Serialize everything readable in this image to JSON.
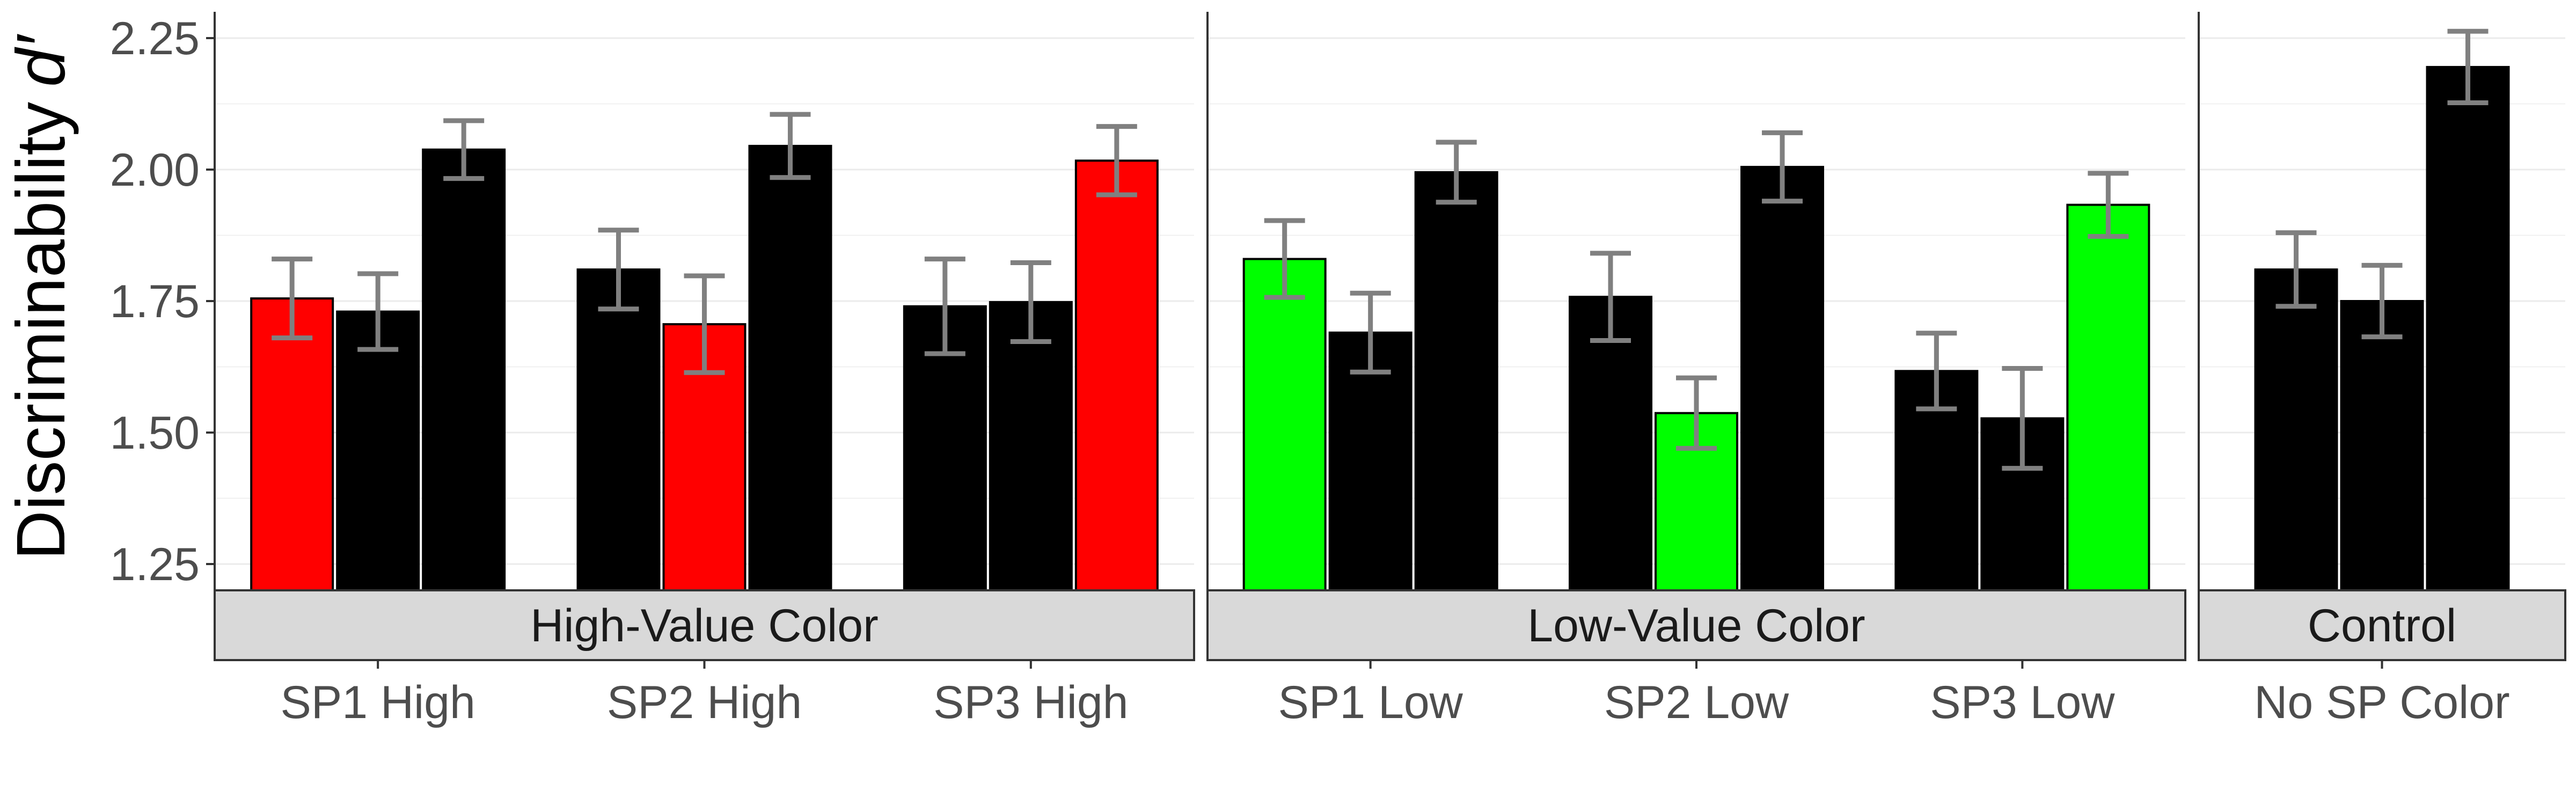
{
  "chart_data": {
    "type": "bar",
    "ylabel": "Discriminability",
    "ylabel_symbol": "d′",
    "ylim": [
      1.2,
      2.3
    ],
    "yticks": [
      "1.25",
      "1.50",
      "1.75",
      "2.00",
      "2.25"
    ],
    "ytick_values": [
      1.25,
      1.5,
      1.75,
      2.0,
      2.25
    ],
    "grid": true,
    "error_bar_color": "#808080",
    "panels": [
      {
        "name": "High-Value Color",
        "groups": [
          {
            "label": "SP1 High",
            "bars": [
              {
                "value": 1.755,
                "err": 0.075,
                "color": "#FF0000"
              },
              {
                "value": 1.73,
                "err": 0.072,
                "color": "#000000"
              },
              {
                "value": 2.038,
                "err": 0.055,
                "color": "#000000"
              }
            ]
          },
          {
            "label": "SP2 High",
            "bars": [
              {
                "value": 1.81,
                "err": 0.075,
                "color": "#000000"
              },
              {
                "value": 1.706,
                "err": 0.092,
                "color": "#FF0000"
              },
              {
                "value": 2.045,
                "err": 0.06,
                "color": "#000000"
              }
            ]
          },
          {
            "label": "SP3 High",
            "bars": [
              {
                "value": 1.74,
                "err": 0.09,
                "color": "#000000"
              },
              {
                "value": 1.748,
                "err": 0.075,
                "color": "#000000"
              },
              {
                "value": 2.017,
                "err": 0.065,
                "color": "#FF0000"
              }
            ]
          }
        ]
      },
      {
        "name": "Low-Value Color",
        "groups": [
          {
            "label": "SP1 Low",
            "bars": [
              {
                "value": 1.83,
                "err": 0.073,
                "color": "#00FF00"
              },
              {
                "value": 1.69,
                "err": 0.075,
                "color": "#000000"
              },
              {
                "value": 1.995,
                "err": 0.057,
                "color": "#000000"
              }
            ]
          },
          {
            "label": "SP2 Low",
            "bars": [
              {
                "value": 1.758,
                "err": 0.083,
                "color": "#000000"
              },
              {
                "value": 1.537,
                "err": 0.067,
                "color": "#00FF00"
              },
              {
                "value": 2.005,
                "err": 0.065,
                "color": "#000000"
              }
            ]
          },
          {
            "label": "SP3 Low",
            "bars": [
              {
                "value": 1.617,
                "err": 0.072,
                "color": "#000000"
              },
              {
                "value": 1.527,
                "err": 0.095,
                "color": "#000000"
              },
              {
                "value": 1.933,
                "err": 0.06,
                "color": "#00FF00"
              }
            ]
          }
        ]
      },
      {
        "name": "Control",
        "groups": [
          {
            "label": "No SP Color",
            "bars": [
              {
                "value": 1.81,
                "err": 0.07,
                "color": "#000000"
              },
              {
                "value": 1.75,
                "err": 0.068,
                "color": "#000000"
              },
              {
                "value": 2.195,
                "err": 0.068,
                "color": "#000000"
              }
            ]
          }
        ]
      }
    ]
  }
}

^^^^

Reproduce the full material exactly, excluding the pictures.

Serialize everything readable in this image to JSON.
{
  "chart_data": {
    "type": "bar",
    "ylabel": "Discriminability",
    "ylabel_symbol": "d′",
    "ylim": [
      1.2,
      2.3
    ],
    "yticks": [
      "1.25",
      "1.50",
      "1.75",
      "2.00",
      "2.25"
    ],
    "ytick_values": [
      1.25,
      1.5,
      1.75,
      2.0,
      2.25
    ],
    "grid": true,
    "error_bar_color": "#808080",
    "panels": [
      {
        "name": "High-Value Color",
        "groups": [
          {
            "label": "SP1 High",
            "bars": [
              {
                "value": 1.755,
                "err": 0.075,
                "color": "#FF0000"
              },
              {
                "value": 1.73,
                "err": 0.072,
                "color": "#000000"
              },
              {
                "value": 2.038,
                "err": 0.055,
                "color": "#000000"
              }
            ]
          },
          {
            "label": "SP2 High",
            "bars": [
              {
                "value": 1.81,
                "err": 0.075,
                "color": "#000000"
              },
              {
                "value": 1.706,
                "err": 0.092,
                "color": "#FF0000"
              },
              {
                "value": 2.045,
                "err": 0.06,
                "color": "#000000"
              }
            ]
          },
          {
            "label": "SP3 High",
            "bars": [
              {
                "value": 1.74,
                "err": 0.09,
                "color": "#000000"
              },
              {
                "value": 1.748,
                "err": 0.075,
                "color": "#000000"
              },
              {
                "value": 2.017,
                "err": 0.065,
                "color": "#FF0000"
              }
            ]
          }
        ]
      },
      {
        "name": "Low-Value Color",
        "groups": [
          {
            "label": "SP1 Low",
            "bars": [
              {
                "value": 1.83,
                "err": 0.073,
                "color": "#00FF00"
              },
              {
                "value": 1.69,
                "err": 0.075,
                "color": "#000000"
              },
              {
                "value": 1.995,
                "err": 0.057,
                "color": "#000000"
              }
            ]
          },
          {
            "label": "SP2 Low",
            "bars": [
              {
                "value": 1.758,
                "err": 0.083,
                "color": "#000000"
              },
              {
                "value": 1.537,
                "err": 0.067,
                "color": "#00FF00"
              },
              {
                "value": 2.005,
                "err": 0.065,
                "color": "#000000"
              }
            ]
          },
          {
            "label": "SP3 Low",
            "bars": [
              {
                "value": 1.617,
                "err": 0.072,
                "color": "#000000"
              },
              {
                "value": 1.527,
                "err": 0.095,
                "color": "#000000"
              },
              {
                "value": 1.933,
                "err": 0.06,
                "color": "#00FF00"
              }
            ]
          }
        ]
      },
      {
        "name": "Control",
        "groups": [
          {
            "label": "No SP Color",
            "bars": [
              {
                "value": 1.81,
                "err": 0.07,
                "color": "#000000"
              },
              {
                "value": 1.75,
                "err": 0.068,
                "color": "#000000"
              },
              {
                "value": 2.195,
                "err": 0.068,
                "color": "#000000"
              }
            ]
          }
        ]
      }
    ]
  }
}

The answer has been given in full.